→ What to work on
Look for the string "paste" and copy every line that has it.

· · · · · · ·

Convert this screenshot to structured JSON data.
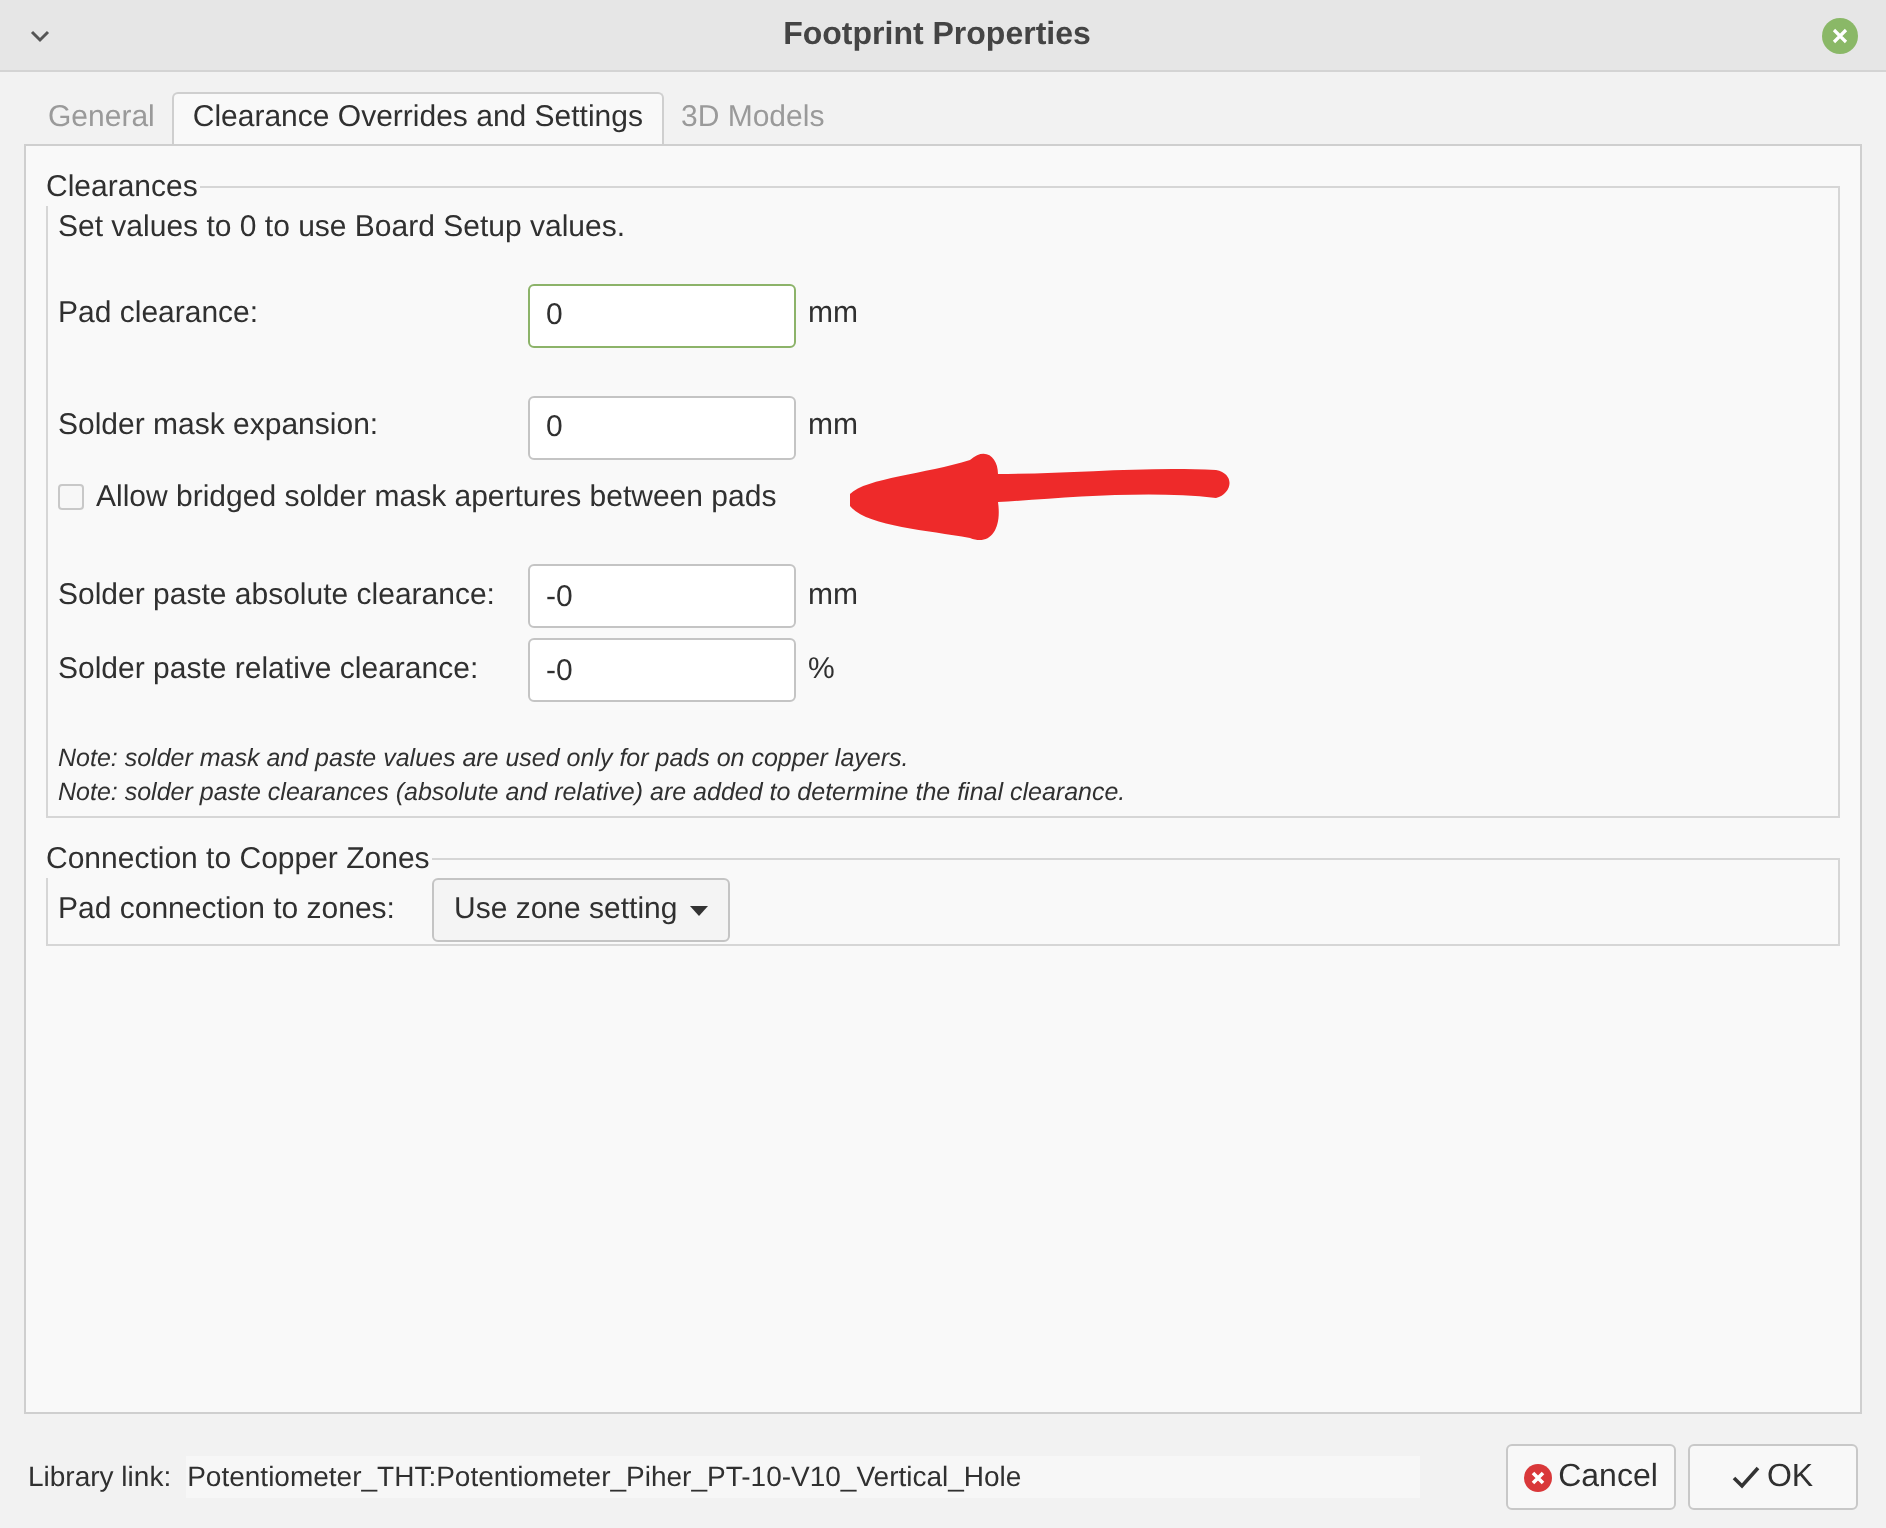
{
  "window": {
    "title": "Footprint Properties"
  },
  "tabs": [
    {
      "label": "General",
      "selected": false,
      "disabled": true
    },
    {
      "label": "Clearance Overrides and Settings",
      "selected": true,
      "disabled": false
    },
    {
      "label": "3D Models",
      "selected": false,
      "disabled": true
    }
  ],
  "clearances": {
    "title": "Clearances",
    "intro": "Set values to 0 to use Board Setup values.",
    "items": [
      {
        "kind": "field",
        "label": "Pad clearance:",
        "value": "0",
        "unit": "mm",
        "focused": true
      },
      {
        "kind": "field",
        "label": "Solder mask expansion:",
        "value": "0",
        "unit": "mm",
        "focused": false
      },
      {
        "kind": "checkbox",
        "label": "Allow bridged solder mask apertures between pads",
        "checked": false
      },
      {
        "kind": "field",
        "label": "Solder paste absolute clearance:",
        "value": "-0",
        "unit": "mm",
        "focused": false
      },
      {
        "kind": "field",
        "label": "Solder paste relative clearance:",
        "value": "-0",
        "unit": "%",
        "focused": false
      }
    ],
    "notes": [
      "Note: solder mask and paste values are used only for pads on copper layers.",
      "Note: solder paste clearances (absolute and relative) are added to determine the final clearance."
    ]
  },
  "zones": {
    "title": "Connection to Copper Zones",
    "label": "Pad connection to zones:",
    "value": "Use zone setting"
  },
  "library_link": {
    "label": "Library link:",
    "value": "Potentiometer_THT:Potentiometer_Piher_PT-10-V10_Vertical_Hole"
  },
  "buttons": [
    {
      "kind": "cancel",
      "label": "Cancel"
    },
    {
      "kind": "ok",
      "label": "OK"
    }
  ]
}
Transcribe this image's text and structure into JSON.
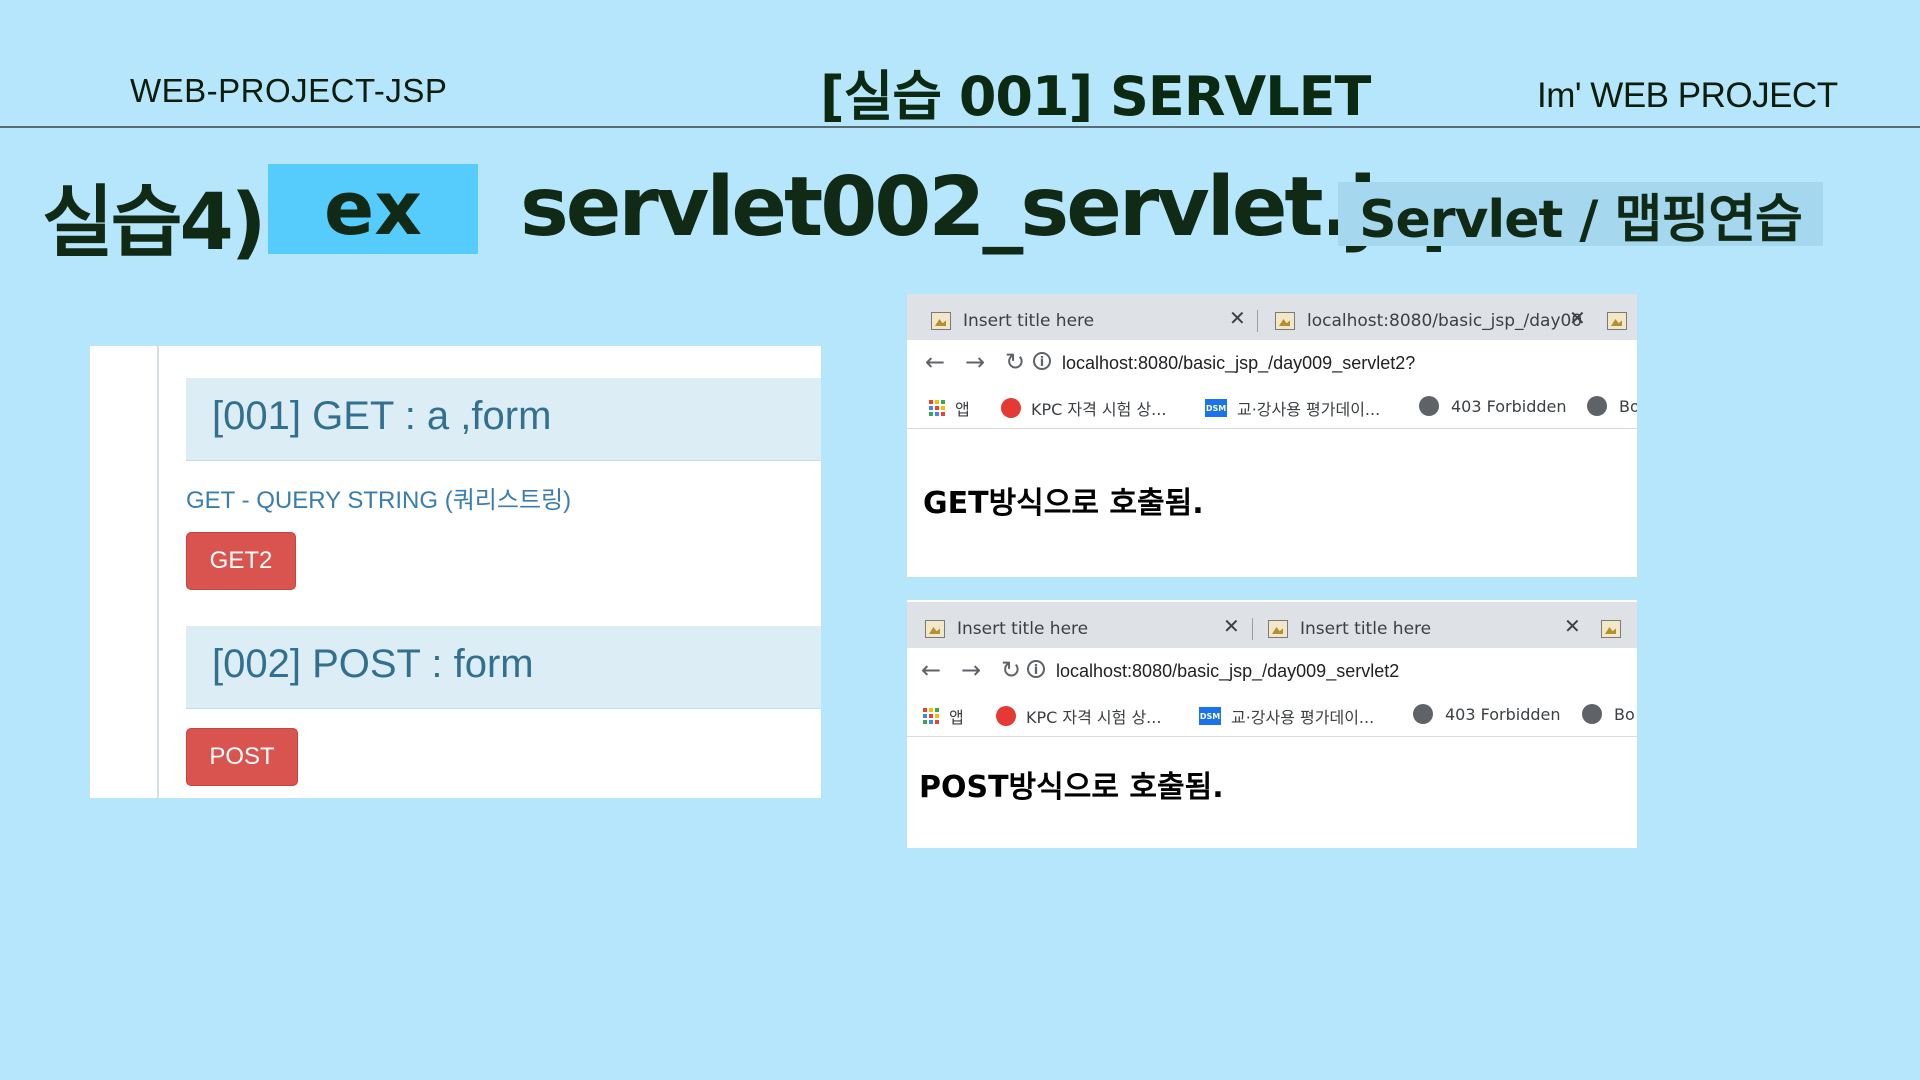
{
  "header": {
    "left": "WEB-PROJECT-JSP",
    "center": "[실습 001]  SERVLET",
    "right": "Im'  WEB PROJECT"
  },
  "title": {
    "lab": "실습4)",
    "ex": "ex",
    "file": "servlet002_servlet.jsp",
    "subtitle": "Servlet / 맵핑연습"
  },
  "left_panel": {
    "section1_title": "[001] GET : a ,form",
    "query_label": "GET - QUERY STRING (쿼리스트링)",
    "get_button": "GET2",
    "section2_title": "[002] POST : form",
    "post_button": "POST"
  },
  "browser_get": {
    "tab1": "Insert title here",
    "tab2": "localhost:8080/basic_jsp_/day00",
    "url": "localhost:8080/basic_jsp_/day009_servlet2?",
    "body_text": "GET방식으로 호출됨."
  },
  "browser_post": {
    "tab1": "Insert title here",
    "tab2": "Insert title here",
    "url": "localhost:8080/basic_jsp_/day009_servlet2",
    "body_text": "POST방식으로 호출됨."
  },
  "bookmarks": {
    "apps": "앱",
    "kpc": "KPC 자격 시험 상...",
    "dsm": "교·강사용 평가데이...",
    "forbidden": "403 Forbidden",
    "bo": "Bo"
  },
  "icons": {
    "back": "back-arrow-icon",
    "forward": "forward-arrow-icon",
    "reload": "reload-icon",
    "info": "info-icon"
  }
}
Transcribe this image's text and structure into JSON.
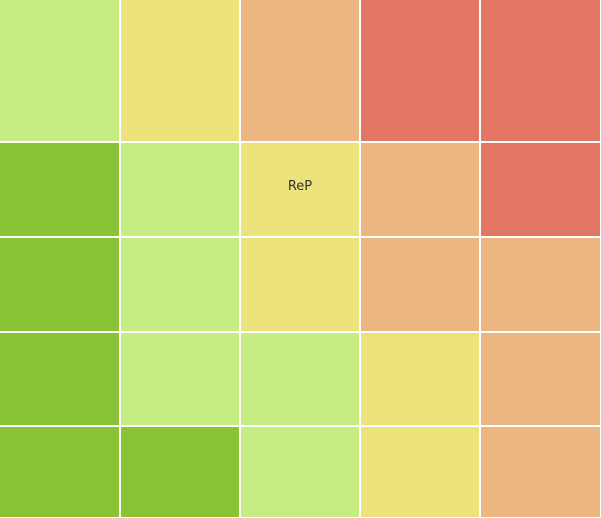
{
  "chart_data": {
    "type": "heatmap",
    "rows": 5,
    "cols": 5,
    "levels": [
      [
        2,
        3,
        4,
        5,
        5
      ],
      [
        1,
        2,
        3,
        4,
        5
      ],
      [
        1,
        2,
        3,
        4,
        4
      ],
      [
        1,
        2,
        2,
        3,
        4
      ],
      [
        1,
        1,
        2,
        3,
        4
      ]
    ],
    "annotations": [
      {
        "row": 1,
        "col": 2,
        "text": "ReP"
      }
    ]
  },
  "palette": {
    "1": "#8ac336",
    "2": "#c5ed82",
    "3": "#ede37c",
    "4": "#edb582",
    "5": "#e37664"
  }
}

· · · · · · ·

→ Answer to the task
        "label": "Solder paste absolute clearance:",
        "label": "Solder paste relative clearance:",
      "Note: solder mask and paste values are used only for pads on copper layers.",
      "Note: solder paste clearances (absolute and relative) are added to determine the final clearance."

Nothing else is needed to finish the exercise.